> _TAREFAS A FAZER_
- 1) Disponha como uma lista JSON de strings, com uma string para cada linha e sem as linhas em branco, as linhas dos dados de trabalho desde o início até a linha que contém "legend-swatch [214, 630, 241, 636]", inclusive.
- 2) Prossiga com o texto sobre o "crimen de sedición" a partir da última frase apresentada.

E POR FALAR EM “CRIMEN DE SEDICIÓN”...
Os/as
golpistas da Bolívia, movidos/as pela certeza da impunidade e pela falta de
imaginação, repetem o discurso medieval dos/as reacionários/as da velha Europa
contra os/as próceres do Estado da Catalunha (e de seus amos e senhores do
império em decadência): o brilhante advogado de uma ex-integrante do governo
independentista catalão revelou, na defesa de sua cliente, a origem do tal
“crimen de sedición”, que remonta ao final dos tempos medievais quando reis e
rainhas perseguiam pessoas comuns que “ousavam” reivindicar direitos.
O medievalismo inerente à mentalidade e ao comportamento
destes/as fundamentalistas bizarros/as é tão sem criatividade que, com o perdão
da expressão, o arroto de um/a se transforma em regurgito do/a outro/a. Longe
de ser uma exceção a ocorrer no Brasil, trata-se de um comportamento coletivo,
desgraçadamente, generalizado.

> _DADOS DE TRABALHO_
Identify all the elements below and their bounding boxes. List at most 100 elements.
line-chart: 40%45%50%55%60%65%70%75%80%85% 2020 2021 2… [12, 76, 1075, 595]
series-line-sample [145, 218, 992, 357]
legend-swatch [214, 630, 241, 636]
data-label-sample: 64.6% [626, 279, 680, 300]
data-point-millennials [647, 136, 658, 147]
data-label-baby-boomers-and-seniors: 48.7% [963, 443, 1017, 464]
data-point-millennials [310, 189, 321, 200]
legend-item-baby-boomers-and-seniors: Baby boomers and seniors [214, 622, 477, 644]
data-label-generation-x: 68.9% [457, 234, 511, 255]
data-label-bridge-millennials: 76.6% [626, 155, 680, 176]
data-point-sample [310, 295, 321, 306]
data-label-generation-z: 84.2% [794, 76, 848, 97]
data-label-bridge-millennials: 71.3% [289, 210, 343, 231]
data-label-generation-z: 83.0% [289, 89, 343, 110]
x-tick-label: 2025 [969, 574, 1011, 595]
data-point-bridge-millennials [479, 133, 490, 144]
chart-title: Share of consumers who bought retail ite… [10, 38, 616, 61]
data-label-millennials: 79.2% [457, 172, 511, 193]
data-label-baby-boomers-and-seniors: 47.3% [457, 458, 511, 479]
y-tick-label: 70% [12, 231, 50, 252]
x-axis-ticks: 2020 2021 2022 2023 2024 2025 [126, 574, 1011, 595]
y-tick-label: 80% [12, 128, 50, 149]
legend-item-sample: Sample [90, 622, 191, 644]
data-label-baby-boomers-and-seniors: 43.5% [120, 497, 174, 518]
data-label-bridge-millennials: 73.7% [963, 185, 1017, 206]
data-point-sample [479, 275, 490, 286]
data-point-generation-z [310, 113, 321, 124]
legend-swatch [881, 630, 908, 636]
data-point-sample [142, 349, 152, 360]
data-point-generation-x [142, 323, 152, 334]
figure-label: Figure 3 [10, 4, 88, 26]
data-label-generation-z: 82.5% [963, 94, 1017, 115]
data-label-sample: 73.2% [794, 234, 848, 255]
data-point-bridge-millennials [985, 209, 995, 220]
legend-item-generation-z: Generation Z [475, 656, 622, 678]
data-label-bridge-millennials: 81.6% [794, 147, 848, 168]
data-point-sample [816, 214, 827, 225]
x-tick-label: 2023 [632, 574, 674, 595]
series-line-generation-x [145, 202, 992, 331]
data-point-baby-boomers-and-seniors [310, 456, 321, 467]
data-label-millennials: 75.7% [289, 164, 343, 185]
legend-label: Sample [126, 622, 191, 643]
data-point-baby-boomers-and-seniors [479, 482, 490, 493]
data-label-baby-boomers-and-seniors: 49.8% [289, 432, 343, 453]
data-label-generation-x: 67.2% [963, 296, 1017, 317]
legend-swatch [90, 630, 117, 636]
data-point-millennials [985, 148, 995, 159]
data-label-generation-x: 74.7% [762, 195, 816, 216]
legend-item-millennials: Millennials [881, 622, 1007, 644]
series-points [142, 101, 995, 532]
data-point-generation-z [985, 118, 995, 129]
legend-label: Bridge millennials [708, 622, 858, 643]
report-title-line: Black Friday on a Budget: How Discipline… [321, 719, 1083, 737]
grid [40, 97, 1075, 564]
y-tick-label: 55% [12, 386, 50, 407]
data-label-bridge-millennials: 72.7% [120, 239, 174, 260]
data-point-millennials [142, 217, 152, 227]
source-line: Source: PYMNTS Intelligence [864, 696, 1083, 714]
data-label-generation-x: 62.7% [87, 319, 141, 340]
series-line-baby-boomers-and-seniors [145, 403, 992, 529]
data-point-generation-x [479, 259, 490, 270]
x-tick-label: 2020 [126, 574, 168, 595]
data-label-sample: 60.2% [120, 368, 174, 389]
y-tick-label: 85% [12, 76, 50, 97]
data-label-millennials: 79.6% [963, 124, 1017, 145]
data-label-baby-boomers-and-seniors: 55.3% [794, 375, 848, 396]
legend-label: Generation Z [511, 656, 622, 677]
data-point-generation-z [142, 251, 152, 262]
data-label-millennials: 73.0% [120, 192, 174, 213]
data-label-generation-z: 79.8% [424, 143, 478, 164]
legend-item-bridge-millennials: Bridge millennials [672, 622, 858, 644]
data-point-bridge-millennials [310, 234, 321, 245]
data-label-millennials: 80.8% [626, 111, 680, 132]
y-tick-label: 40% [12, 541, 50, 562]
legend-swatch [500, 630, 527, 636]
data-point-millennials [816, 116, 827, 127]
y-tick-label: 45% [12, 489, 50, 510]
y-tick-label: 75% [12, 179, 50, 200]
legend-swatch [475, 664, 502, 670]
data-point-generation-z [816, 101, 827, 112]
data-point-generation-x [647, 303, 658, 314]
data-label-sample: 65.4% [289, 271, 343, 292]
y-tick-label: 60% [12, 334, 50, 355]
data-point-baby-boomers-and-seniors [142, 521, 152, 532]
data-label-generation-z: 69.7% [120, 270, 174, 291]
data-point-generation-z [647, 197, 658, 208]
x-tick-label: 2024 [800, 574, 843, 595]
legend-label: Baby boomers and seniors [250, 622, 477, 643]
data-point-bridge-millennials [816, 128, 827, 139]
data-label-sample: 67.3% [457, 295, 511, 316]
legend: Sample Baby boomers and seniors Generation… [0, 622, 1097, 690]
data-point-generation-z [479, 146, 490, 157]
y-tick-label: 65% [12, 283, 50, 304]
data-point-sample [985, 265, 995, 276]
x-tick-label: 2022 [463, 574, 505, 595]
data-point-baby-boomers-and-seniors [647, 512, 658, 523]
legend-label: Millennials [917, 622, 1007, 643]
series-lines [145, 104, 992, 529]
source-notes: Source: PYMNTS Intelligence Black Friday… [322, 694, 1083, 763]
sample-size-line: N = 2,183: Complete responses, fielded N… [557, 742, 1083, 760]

> _RESPOSTAS POR TAREFA_
- 1)
[
  "Identify all the elements below and their bounding boxes. List at most 100 elements.",
  "line-chart: 40%45%50%55%60%65%70%75%80%85% 2020 2021 2… [12, 76, 1075, 595]",
  "series-line-sample [145, 218, 992, 357]",
  "legend-swatch [214, 630, 241, 636]"
]

- 2)
Revelador é o caso da autoproclamada “presidenta” da
Bolívia, que mal “assumiu” a Presidência do Estado Plurinacional, começou o
período de “caça às bruxas”. Logo eles/as, que se diziam “vítimas” de uma
ditadura “comunista”. (Irei, brevemente, consultar os camaradas Professor
Fausto, Doutor Carmelino e Mestre Atayde para saber se eles concordam com essa
caracterização.)
Assim que tomaram de assalto os destinos do país andino --
porque não observaram os ritos constitucionais, e, em arrepio à lei, cometeram
os mais graves atropelos à conduta republicana --, os/as pretensos/as
democretinos/as, acintosamente, praticam, sem qualquer legitimidade, todas as
irregularidades que atribuíam, mas nunca conseguiram provar, ao comportamento
dos/as adversários/as cinicamente caluniados/as...
Mais que por extraordinária habilidade dos/as membros dos
sucessivos mandatos constitucionais do Presidente Evo Morales Ayma, está
ficando comprovado que a incompetência da ex-oposição (e hoje, pela via do
golpe, governo de exceção, não de direito) é que os/as impediu de ganhar
sucessivas eleições. Mais até: incapazes de fazer alianças e construir
programas de governo que incluíssem as pessoas do povo, nem usando o atalho do
golpismo conseguem governar enxergando a realidade.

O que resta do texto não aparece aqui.